---------- Record excerpts ----------

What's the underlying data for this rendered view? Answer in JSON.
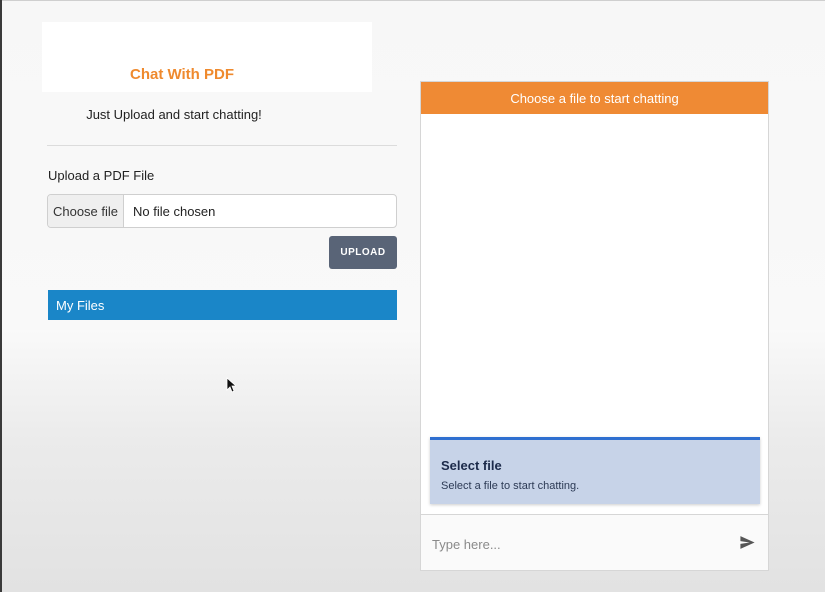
{
  "app": {
    "title": "Chat With PDF",
    "subtitle": "Just Upload and start chatting!"
  },
  "upload": {
    "label": "Upload a PDF File",
    "choose_button": "Choose file",
    "file_status": "No file chosen",
    "upload_button": "UPLOAD"
  },
  "files": {
    "header": "My Files"
  },
  "chat": {
    "header": "Choose a file to start chatting",
    "notice_title": "Select file",
    "notice_text": "Select a file to start chatting.",
    "input_placeholder": "Type here...",
    "send_icon": "send-icon"
  },
  "colors": {
    "title_accent": "#ef8a2e",
    "chat_header_bg": "#ef8a34",
    "files_bar_bg": "#1a86c8",
    "upload_btn_bg": "#596477",
    "notice_bg": "#c7d3e8",
    "notice_border": "#2f6fd0"
  }
}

----------

→ What is required
Your copy should repeat each entry above exactly but contain no pictures.

→ The result
What's the underlying data for this rendered view? Answer in JSON.
{
  "app": {
    "title": "Chat With PDF",
    "subtitle": "Just Upload and start chatting!"
  },
  "upload": {
    "label": "Upload a PDF File",
    "choose_button": "Choose file",
    "file_status": "No file chosen",
    "upload_button": "UPLOAD"
  },
  "files": {
    "header": "My Files"
  },
  "chat": {
    "header": "Choose a file to start chatting",
    "notice_title": "Select file",
    "notice_text": "Select a file to start chatting.",
    "input_placeholder": "Type here...",
    "send_icon": "send-icon"
  },
  "colors": {
    "title_accent": "#ef8a2e",
    "chat_header_bg": "#ef8a34",
    "files_bar_bg": "#1a86c8",
    "upload_btn_bg": "#596477",
    "notice_bg": "#c7d3e8",
    "notice_border": "#2f6fd0"
  }
}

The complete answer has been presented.